— Start of Information provided —

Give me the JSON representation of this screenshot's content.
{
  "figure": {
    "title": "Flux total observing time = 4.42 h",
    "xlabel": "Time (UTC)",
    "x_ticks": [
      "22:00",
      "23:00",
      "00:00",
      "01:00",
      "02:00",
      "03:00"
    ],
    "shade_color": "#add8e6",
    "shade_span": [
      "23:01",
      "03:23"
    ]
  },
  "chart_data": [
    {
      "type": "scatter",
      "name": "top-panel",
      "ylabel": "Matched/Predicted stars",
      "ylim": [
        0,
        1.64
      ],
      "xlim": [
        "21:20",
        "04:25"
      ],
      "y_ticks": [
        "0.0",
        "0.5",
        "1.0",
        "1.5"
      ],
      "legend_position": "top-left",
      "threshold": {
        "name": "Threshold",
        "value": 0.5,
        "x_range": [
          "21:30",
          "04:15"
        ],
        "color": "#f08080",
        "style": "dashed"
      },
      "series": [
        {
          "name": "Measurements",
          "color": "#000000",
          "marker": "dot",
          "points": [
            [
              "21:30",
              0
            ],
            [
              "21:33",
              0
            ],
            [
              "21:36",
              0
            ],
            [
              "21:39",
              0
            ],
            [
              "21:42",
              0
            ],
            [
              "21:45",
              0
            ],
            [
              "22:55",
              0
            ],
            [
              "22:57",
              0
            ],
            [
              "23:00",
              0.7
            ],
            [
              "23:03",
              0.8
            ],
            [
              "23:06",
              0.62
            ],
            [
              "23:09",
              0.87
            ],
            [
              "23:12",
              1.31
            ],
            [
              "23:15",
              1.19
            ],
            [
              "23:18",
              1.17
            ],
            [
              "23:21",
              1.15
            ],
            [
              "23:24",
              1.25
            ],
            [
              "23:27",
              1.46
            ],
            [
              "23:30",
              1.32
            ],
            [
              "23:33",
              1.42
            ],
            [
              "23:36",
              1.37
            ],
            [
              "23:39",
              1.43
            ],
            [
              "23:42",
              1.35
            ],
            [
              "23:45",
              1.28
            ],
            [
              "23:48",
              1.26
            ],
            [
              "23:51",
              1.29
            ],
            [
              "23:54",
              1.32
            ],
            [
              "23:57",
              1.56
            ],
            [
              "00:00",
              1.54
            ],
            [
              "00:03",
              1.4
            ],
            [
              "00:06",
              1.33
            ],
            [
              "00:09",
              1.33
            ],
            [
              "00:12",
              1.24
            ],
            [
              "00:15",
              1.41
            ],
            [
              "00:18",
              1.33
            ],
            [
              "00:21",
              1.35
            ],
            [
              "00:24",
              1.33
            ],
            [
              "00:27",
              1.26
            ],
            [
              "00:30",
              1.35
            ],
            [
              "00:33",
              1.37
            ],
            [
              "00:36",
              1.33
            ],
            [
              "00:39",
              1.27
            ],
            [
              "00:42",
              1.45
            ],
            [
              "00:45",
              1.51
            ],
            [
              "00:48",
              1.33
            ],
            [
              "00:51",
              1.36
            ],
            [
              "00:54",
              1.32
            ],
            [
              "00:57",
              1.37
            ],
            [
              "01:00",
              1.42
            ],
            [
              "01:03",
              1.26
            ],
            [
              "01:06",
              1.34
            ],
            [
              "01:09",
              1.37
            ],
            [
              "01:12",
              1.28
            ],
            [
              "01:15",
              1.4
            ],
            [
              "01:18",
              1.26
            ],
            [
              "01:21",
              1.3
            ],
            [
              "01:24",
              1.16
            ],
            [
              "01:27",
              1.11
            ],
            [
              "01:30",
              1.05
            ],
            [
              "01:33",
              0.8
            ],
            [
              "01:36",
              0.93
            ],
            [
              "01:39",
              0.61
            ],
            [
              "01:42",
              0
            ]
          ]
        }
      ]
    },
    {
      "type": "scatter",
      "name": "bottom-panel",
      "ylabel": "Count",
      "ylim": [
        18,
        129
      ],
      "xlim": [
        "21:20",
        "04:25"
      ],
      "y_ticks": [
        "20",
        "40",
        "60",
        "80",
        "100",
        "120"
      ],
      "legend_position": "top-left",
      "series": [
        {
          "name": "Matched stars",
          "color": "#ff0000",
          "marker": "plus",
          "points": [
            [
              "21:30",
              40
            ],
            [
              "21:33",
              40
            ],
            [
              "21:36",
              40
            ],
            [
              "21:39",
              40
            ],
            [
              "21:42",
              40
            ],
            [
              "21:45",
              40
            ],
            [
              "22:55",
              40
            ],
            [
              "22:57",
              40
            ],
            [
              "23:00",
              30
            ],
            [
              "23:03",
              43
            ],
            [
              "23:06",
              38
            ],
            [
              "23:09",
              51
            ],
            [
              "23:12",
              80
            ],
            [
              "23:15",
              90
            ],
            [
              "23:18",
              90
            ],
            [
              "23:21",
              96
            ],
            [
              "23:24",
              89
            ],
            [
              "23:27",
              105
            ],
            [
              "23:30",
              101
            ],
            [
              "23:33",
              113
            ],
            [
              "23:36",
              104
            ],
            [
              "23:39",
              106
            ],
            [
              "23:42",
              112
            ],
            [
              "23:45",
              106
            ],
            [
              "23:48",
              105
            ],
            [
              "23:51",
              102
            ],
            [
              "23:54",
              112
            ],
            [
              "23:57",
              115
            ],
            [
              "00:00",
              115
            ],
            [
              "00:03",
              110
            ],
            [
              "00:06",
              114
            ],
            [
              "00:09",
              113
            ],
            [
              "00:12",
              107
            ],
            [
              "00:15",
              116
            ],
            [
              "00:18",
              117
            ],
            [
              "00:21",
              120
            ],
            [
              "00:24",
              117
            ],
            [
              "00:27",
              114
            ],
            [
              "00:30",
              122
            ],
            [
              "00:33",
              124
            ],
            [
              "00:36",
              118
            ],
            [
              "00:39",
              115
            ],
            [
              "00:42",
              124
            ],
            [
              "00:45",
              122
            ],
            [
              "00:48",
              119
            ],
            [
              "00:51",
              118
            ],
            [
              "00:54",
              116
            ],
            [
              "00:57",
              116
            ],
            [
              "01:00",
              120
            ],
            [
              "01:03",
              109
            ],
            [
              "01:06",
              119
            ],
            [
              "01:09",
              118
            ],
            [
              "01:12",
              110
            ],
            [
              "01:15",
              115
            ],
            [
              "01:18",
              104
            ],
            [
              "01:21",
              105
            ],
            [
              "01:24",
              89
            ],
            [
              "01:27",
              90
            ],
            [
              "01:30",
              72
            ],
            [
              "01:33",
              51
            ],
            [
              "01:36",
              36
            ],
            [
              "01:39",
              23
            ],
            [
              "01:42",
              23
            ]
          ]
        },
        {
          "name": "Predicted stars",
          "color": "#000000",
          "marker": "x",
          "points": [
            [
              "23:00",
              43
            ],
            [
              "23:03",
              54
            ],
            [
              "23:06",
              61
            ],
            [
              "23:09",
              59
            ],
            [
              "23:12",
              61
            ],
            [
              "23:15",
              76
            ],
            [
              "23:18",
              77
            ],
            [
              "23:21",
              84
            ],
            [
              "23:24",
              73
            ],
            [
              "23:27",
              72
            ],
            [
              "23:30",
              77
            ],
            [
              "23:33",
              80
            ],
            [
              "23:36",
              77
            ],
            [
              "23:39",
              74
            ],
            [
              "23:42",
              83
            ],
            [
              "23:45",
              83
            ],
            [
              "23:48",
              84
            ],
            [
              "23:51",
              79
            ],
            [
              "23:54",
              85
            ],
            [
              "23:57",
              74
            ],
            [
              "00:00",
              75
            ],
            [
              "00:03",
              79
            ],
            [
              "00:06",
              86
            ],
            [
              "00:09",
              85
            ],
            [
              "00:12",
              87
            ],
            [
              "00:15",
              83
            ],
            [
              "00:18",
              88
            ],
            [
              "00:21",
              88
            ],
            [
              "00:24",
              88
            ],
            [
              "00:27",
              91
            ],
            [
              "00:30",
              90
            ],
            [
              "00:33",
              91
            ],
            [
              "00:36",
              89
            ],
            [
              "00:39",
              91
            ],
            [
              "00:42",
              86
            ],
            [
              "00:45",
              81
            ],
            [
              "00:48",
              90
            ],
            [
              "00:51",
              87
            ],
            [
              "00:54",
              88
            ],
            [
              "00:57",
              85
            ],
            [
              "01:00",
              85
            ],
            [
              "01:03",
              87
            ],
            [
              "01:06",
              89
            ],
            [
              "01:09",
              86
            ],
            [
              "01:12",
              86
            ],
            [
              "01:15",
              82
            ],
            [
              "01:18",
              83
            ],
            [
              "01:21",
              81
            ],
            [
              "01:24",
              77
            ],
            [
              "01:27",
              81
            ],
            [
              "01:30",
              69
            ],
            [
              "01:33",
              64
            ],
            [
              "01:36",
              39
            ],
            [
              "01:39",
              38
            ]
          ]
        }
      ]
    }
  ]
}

— End of Information provided —

» **The exercise**
Scan the listing above for the word "stars" and copy every line that holds it.

» **In response**
      "ylabel": "Matched/Predicted stars",
          "name": "Matched stars",
          "name": "Predicted stars",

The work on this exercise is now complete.